Your goal: Transcribe the records that follow in their entirety, omitting any pictures.

(Some records)

+ + + + +

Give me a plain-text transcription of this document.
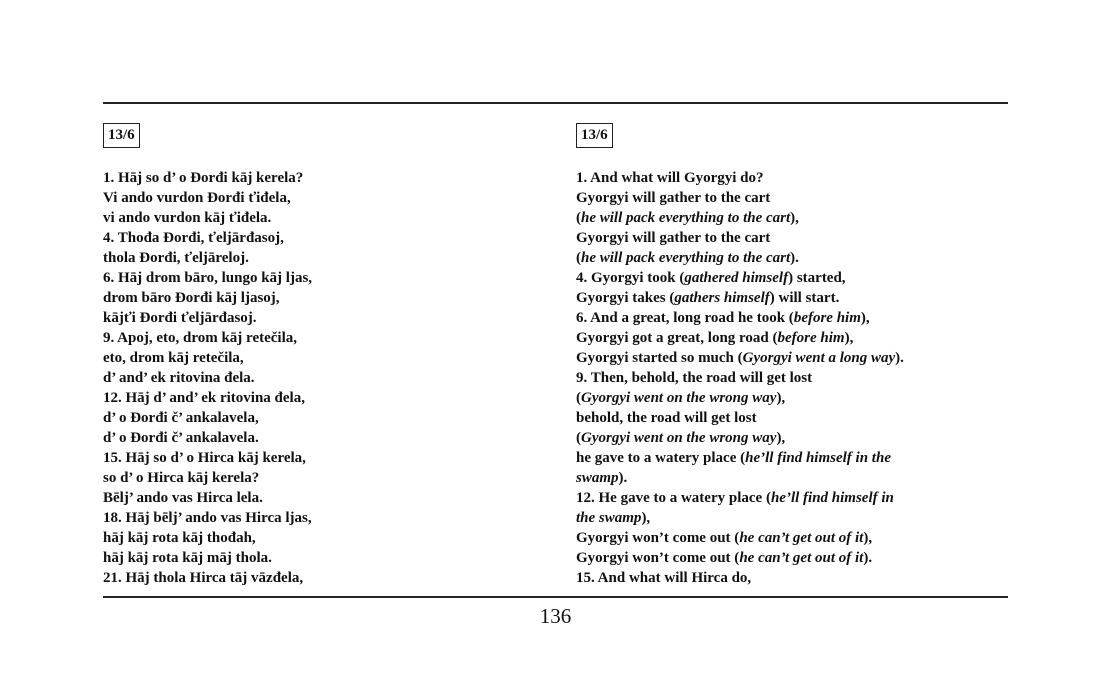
13/6
1. Hāj so d’ o Đorđi kāj kerela?
Vi ando vurdon Đorđi ťiđela,
vi ando vurdon kāj ťiđela.
4. Thođa Đorđi, ťeljārđasoj,
thola Đorđi, ťeljāreloj.
6. Hāj drom bāro, lungo kāj ljas,
drom bāro Đorđi kāj ljasoj,
kājťi Đorđi ťeljārđasoj.
9. Apoj, eto, drom kāj retečila,
eto, drom kāj retečila,
d’ and’ ek ritovina đela.
12. Hāj d’ and’ ek ritovina đela,
d’ o Đorđi č’ ankalavela,
d’ o Đorđi č’ ankalavela.
15. Hāj so d’ o Hirca kāj kerela,
so d’ o Hirca kāj kerela?
Bēlj’ ando vas Hirca lela.
18. Hāj bēlj’ ando vas Hirca ljas,
hāj kāj rota kāj thođah,
hāj kāj rota kāj māj thola.
21. Hāj thola Hirca tāj vāzđela,
13/6
1. And what will Gyorgyi do?
Gyorgyi will gather to the cart
(he will pack everything to the cart),
Gyorgyi will gather to the cart
(he will pack everything to the cart).
4. Gyorgyi took (gathered himself) started,
Gyorgyi takes (gathers himself) will start.
6. And a great, long road he took (before him),
Gyorgyi got a great, long road (before him),
Gyorgyi started so much (Gyorgyi went a long way).
9. Then, behold, the road will get lost
(Gyorgyi went on the wrong way),
behold, the road will get lost
(Gyorgyi went on the wrong way),
he gave to a watery place (he’ll find himself in the
swamp).
12. He gave to a watery place (he’ll find himself in
the swamp),
Gyorgyi won’t come out (he can’t get out of it),
Gyorgyi won’t come out (he can’t get out of it).
15. And what will Hirca do,
136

+ + + + +

Solution to the exercise:
Give me a plain-text transcription of this document.
13/6
1. Hāj so d’ o Đorđi kāj kerela?
Vi ando vurdon Đorđi ťiđela,
vi ando vurdon kāj ťiđela.
4. Thođa Đorđi, ťeljārđasoj,
thola Đorđi, ťeljāreloj.
6. Hāj drom bāro, lungo kāj ljas,
drom bāro Đorđi kāj ljasoj,
kājťi Đorđi ťeljārđasoj.
9. Apoj, eto, drom kāj retečila,
eto, drom kāj retečila,
d’ and’ ek ritovina đela.
12. Hāj d’ and’ ek ritovina đela,
d’ o Đorđi č’ ankalavela,
d’ o Đorđi č’ ankalavela.
15. Hāj so d’ o Hirca kāj kerela,
so d’ o Hirca kāj kerela?
Bēlj’ ando vas Hirca lela.
18. Hāj bēlj’ ando vas Hirca ljas,
hāj kāj rota kāj thođah,
hāj kāj rota kāj māj thola.
21. Hāj thola Hirca tāj vāzđela,
13/6
1. And what will Gyorgyi do?
Gyorgyi will gather to the cart
(he will pack everything to the cart),
Gyorgyi will gather to the cart
(he will pack everything to the cart).
4. Gyorgyi took (gathered himself) started,
Gyorgyi takes (gathers himself) will start.
6. And a great, long road he took (before him),
Gyorgyi got a great, long road (before him),
Gyorgyi started so much (Gyorgyi went a long way).
9. Then, behold, the road will get lost
(Gyorgyi went on the wrong way),
behold, the road will get lost
(Gyorgyi went on the wrong way),
he gave to a watery place (he’ll find himself in the
swamp).
12. He gave to a watery place (he’ll find himself in
the swamp),
Gyorgyi won’t come out (he can’t get out of it),
Gyorgyi won’t come out (he can’t get out of it).
15. And what will Hirca do,
136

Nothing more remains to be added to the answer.